Please change every "legend-swatch" in the lines below to "legend-color-box" and write out all the lines again with nothing else altered.

[Stored data]
** Begin **
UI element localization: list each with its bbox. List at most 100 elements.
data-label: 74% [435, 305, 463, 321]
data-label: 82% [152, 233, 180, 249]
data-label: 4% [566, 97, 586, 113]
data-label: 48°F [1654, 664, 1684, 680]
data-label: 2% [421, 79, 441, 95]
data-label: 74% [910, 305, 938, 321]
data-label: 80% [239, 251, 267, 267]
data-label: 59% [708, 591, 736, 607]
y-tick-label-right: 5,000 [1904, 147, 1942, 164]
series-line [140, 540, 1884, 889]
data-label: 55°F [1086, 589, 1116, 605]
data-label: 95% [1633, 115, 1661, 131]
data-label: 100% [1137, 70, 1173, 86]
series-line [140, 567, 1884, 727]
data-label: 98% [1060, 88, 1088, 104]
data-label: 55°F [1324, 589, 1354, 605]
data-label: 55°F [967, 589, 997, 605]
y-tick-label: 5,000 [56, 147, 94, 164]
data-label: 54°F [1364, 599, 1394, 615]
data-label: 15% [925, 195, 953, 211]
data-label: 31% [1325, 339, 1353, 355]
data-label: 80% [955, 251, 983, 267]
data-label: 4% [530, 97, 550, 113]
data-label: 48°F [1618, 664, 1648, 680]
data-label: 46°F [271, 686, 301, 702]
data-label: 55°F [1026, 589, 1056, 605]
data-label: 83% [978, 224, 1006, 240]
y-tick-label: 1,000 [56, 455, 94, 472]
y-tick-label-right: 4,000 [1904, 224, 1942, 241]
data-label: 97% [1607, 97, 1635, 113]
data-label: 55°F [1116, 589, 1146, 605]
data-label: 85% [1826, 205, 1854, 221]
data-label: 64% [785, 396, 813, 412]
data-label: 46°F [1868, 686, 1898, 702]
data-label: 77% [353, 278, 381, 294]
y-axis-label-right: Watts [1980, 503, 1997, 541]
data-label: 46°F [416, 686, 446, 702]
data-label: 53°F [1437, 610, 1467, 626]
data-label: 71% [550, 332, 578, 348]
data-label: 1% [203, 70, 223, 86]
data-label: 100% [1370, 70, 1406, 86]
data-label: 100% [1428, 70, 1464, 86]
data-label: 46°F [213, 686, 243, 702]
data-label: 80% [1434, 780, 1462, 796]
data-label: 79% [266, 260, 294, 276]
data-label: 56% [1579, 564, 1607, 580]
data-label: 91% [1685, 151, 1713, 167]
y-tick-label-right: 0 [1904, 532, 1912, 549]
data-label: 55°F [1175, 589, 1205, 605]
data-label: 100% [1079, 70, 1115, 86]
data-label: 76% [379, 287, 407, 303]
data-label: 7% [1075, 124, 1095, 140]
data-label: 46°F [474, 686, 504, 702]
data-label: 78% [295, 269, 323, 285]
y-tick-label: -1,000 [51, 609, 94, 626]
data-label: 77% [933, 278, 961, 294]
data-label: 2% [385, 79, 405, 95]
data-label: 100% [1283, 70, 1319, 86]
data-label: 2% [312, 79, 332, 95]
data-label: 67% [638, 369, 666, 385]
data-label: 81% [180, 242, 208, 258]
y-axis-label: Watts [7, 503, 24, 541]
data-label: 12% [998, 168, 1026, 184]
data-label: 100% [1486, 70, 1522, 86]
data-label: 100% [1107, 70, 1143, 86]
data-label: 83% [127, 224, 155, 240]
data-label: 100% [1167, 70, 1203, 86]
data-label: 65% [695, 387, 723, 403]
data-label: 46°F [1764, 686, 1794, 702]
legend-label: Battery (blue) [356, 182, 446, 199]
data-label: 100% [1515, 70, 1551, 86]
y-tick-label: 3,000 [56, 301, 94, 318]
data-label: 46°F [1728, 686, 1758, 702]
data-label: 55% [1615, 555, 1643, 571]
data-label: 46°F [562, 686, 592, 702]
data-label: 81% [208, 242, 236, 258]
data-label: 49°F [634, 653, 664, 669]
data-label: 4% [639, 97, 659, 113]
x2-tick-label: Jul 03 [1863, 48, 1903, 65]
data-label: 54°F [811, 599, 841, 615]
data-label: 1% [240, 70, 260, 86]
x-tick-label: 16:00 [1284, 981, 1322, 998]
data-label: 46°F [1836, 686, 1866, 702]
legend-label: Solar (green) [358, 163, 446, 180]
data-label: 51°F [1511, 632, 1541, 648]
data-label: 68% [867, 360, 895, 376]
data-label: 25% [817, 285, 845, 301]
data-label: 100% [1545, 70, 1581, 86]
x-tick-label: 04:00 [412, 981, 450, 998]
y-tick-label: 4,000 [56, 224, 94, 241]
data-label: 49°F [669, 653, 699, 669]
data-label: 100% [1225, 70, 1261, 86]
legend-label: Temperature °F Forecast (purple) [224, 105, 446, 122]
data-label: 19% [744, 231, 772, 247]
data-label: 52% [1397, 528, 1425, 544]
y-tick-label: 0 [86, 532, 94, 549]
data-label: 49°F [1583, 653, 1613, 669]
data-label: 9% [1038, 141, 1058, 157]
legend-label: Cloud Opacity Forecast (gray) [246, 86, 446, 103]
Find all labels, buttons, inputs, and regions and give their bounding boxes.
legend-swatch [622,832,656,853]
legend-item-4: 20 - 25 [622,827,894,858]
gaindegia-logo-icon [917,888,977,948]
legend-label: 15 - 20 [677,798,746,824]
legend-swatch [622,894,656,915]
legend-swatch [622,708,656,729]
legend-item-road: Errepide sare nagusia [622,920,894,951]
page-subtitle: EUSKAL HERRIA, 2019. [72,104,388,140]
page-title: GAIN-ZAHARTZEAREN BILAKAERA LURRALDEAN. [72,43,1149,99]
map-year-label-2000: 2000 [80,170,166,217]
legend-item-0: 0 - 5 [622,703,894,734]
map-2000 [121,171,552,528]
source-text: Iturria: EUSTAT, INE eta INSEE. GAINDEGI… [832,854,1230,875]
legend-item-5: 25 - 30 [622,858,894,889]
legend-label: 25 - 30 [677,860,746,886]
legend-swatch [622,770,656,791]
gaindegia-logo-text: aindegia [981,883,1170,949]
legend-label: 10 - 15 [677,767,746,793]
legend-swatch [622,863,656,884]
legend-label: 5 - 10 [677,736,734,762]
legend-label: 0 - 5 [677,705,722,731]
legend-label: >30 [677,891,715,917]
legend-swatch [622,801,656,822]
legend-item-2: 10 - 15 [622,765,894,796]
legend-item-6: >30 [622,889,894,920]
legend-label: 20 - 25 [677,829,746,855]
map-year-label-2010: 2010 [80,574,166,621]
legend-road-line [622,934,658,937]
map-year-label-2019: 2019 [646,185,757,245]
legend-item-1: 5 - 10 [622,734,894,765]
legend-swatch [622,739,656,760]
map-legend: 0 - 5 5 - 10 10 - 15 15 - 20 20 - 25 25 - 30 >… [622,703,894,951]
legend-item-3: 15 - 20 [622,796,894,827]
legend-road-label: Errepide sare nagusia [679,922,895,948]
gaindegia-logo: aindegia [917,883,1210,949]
** End **
▶ _The response_:
UI element localization: list each with its bbox. List at most 100 elements.
data-label: 74% [435, 305, 463, 321]
data-label: 82% [152, 233, 180, 249]
data-label: 4% [566, 97, 586, 113]
data-label: 48°F [1654, 664, 1684, 680]
data-label: 2% [421, 79, 441, 95]
data-label: 74% [910, 305, 938, 321]
data-label: 80% [239, 251, 267, 267]
data-label: 59% [708, 591, 736, 607]
y-tick-label-right: 5,000 [1904, 147, 1942, 164]
series-line [140, 540, 1884, 889]
data-label: 55°F [1086, 589, 1116, 605]
data-label: 95% [1633, 115, 1661, 131]
data-label: 100% [1137, 70, 1173, 86]
series-line [140, 567, 1884, 727]
data-label: 98% [1060, 88, 1088, 104]
data-label: 55°F [1324, 589, 1354, 605]
data-label: 55°F [967, 589, 997, 605]
y-tick-label: 5,000 [56, 147, 94, 164]
data-label: 54°F [1364, 599, 1394, 615]
data-label: 15% [925, 195, 953, 211]
data-label: 31% [1325, 339, 1353, 355]
data-label: 80% [955, 251, 983, 267]
data-label: 4% [530, 97, 550, 113]
data-label: 48°F [1618, 664, 1648, 680]
data-label: 46°F [271, 686, 301, 702]
data-label: 55°F [1026, 589, 1056, 605]
data-label: 83% [978, 224, 1006, 240]
y-tick-label: 1,000 [56, 455, 94, 472]
y-tick-label-right: 4,000 [1904, 224, 1942, 241]
data-label: 97% [1607, 97, 1635, 113]
data-label: 55°F [1116, 589, 1146, 605]
data-label: 85% [1826, 205, 1854, 221]
data-label: 64% [785, 396, 813, 412]
data-label: 46°F [1868, 686, 1898, 702]
data-label: 77% [353, 278, 381, 294]
y-axis-label-right: Watts [1980, 503, 1997, 541]
data-label: 46°F [416, 686, 446, 702]
data-label: 53°F [1437, 610, 1467, 626]
data-label: 71% [550, 332, 578, 348]
data-label: 1% [203, 70, 223, 86]
data-label: 100% [1370, 70, 1406, 86]
data-label: 100% [1428, 70, 1464, 86]
data-label: 46°F [213, 686, 243, 702]
data-label: 80% [1434, 780, 1462, 796]
data-label: 79% [266, 260, 294, 276]
data-label: 56% [1579, 564, 1607, 580]
data-label: 91% [1685, 151, 1713, 167]
y-tick-label-right: 0 [1904, 532, 1912, 549]
data-label: 55°F [1175, 589, 1205, 605]
data-label: 100% [1079, 70, 1115, 86]
data-label: 76% [379, 287, 407, 303]
data-label: 7% [1075, 124, 1095, 140]
data-label: 46°F [474, 686, 504, 702]
data-label: 78% [295, 269, 323, 285]
y-tick-label: -1,000 [51, 609, 94, 626]
data-label: 77% [933, 278, 961, 294]
data-label: 2% [385, 79, 405, 95]
data-label: 100% [1283, 70, 1319, 86]
data-label: 2% [312, 79, 332, 95]
data-label: 67% [638, 369, 666, 385]
data-label: 81% [180, 242, 208, 258]
y-axis-label: Watts [7, 503, 24, 541]
data-label: 12% [998, 168, 1026, 184]
data-label: 100% [1486, 70, 1522, 86]
data-label: 100% [1107, 70, 1143, 86]
data-label: 83% [127, 224, 155, 240]
data-label: 100% [1167, 70, 1203, 86]
data-label: 65% [695, 387, 723, 403]
data-label: 46°F [1764, 686, 1794, 702]
legend-label: Battery (blue) [356, 182, 446, 199]
data-label: 100% [1515, 70, 1551, 86]
y-tick-label: 3,000 [56, 301, 94, 318]
data-label: 46°F [1728, 686, 1758, 702]
data-label: 55% [1615, 555, 1643, 571]
data-label: 46°F [562, 686, 592, 702]
data-label: 81% [208, 242, 236, 258]
data-label: 49°F [634, 653, 664, 669]
data-label: 4% [639, 97, 659, 113]
x2-tick-label: Jul 03 [1863, 48, 1903, 65]
data-label: 54°F [811, 599, 841, 615]
data-label: 1% [240, 70, 260, 86]
x-tick-label: 16:00 [1284, 981, 1322, 998]
data-label: 46°F [1836, 686, 1866, 702]
legend-label: Solar (green) [358, 163, 446, 180]
data-label: 51°F [1511, 632, 1541, 648]
data-label: 68% [867, 360, 895, 376]
data-label: 25% [817, 285, 845, 301]
data-label: 100% [1545, 70, 1581, 86]
x-tick-label: 04:00 [412, 981, 450, 998]
y-tick-label: 4,000 [56, 224, 94, 241]
data-label: 49°F [669, 653, 699, 669]
data-label: 100% [1225, 70, 1261, 86]
legend-label: Temperature °F Forecast (purple) [224, 105, 446, 122]
data-label: 19% [744, 231, 772, 247]
data-label: 52% [1397, 528, 1425, 544]
y-tick-label: 0 [86, 532, 94, 549]
data-label: 49°F [1583, 653, 1613, 669]
data-label: 9% [1038, 141, 1058, 157]
legend-label: Cloud Opacity Forecast (gray) [246, 86, 446, 103]
Find all labels, buttons, inputs, and regions and give their bounding boxes.
legend-color-box [622,832,656,853]
legend-item-4: 20 - 25 [622,827,894,858]
gaindegia-logo-icon [917,888,977,948]
legend-label: 15 - 20 [677,798,746,824]
legend-color-box [622,894,656,915]
legend-color-box [622,708,656,729]
legend-item-road: Errepide sare nagusia [622,920,894,951]
page-subtitle: EUSKAL HERRIA, 2019. [72,104,388,140]
page-title: GAIN-ZAHARTZEAREN BILAKAERA LURRALDEAN. [72,43,1149,99]
map-year-label-2000: 2000 [80,170,166,217]
legend-item-0: 0 - 5 [622,703,894,734]
map-2000 [121,171,552,528]
source-text: Iturria: EUSTAT, INE eta INSEE. GAINDEGI… [832,854,1230,875]
legend-item-5: 25 - 30 [622,858,894,889]
legend-label: 25 - 30 [677,860,746,886]
legend-color-box [622,770,656,791]
gaindegia-logo-text: aindegia [981,883,1170,949]
legend-label: 10 - 15 [677,767,746,793]
legend-color-box [622,863,656,884]
legend-label: 5 - 10 [677,736,734,762]
legend-label: 0 - 5 [677,705,722,731]
legend-label: >30 [677,891,715,917]
legend-color-box [622,801,656,822]
legend-item-2: 10 - 15 [622,765,894,796]
legend-item-6: >30 [622,889,894,920]
legend-label: 20 - 25 [677,829,746,855]
map-year-label-2010: 2010 [80,574,166,621]
legend-road-line [622,934,658,937]
map-year-label-2019: 2019 [646,185,757,245]
legend-item-1: 5 - 10 [622,734,894,765]
legend-color-box [622,739,656,760]
map-legend: 0 - 5 5 - 10 10 - 15 15 - 20 20 - 25 25 - 30 >… [622,703,894,951]
legend-item-3: 15 - 20 [622,796,894,827]
legend-road-label: Errepide sare nagusia [679,922,895,948]
gaindegia-logo: aindegia [917,883,1210,949]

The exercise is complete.